---------- RECORDS FOR PROCESSING
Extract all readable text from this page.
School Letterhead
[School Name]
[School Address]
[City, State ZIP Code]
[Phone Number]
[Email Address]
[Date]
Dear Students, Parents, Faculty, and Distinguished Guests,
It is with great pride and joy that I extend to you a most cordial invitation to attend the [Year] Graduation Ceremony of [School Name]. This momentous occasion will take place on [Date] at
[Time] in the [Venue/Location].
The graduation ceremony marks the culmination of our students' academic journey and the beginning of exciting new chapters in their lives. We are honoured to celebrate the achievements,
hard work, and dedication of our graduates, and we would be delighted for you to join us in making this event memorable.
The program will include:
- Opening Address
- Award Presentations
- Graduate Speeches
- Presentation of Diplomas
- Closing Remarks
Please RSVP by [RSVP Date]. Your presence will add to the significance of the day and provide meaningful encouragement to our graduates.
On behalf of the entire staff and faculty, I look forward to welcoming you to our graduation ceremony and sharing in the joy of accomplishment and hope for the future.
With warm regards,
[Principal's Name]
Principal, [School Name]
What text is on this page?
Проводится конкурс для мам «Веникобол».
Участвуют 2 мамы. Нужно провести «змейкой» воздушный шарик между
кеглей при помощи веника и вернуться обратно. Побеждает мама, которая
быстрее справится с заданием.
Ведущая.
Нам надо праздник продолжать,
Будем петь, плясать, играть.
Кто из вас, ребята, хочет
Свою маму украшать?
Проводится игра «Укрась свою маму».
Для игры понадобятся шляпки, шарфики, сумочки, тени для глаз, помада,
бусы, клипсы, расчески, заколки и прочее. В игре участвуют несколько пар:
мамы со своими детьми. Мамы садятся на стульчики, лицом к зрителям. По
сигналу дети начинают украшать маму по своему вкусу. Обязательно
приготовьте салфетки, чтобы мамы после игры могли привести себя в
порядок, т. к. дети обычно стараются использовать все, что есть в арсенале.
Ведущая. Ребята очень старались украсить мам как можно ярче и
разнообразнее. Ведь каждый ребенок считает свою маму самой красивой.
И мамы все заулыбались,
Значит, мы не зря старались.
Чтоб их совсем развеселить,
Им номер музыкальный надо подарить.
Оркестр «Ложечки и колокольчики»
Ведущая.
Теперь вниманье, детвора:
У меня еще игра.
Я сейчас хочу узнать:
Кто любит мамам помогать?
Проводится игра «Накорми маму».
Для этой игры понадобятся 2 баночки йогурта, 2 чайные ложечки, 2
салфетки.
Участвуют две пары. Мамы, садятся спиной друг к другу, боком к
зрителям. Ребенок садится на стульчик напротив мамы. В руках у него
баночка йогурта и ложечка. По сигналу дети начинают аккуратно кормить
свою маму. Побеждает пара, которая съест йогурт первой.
--------------------
Only lines holding the string "маму" are wanted; gather each one from the entries above.

Свою маму украшать?
Проводится игра «Укрась свою маму».
сигналу дети начинают украшать маму по своему вкусу. Обязательно
разнообразнее. Ведь каждый ребенок считает свою маму самой красивой.
Проводится игра «Накорми маму».
свою маму. Побеждает пара, которая съест йогурт первой.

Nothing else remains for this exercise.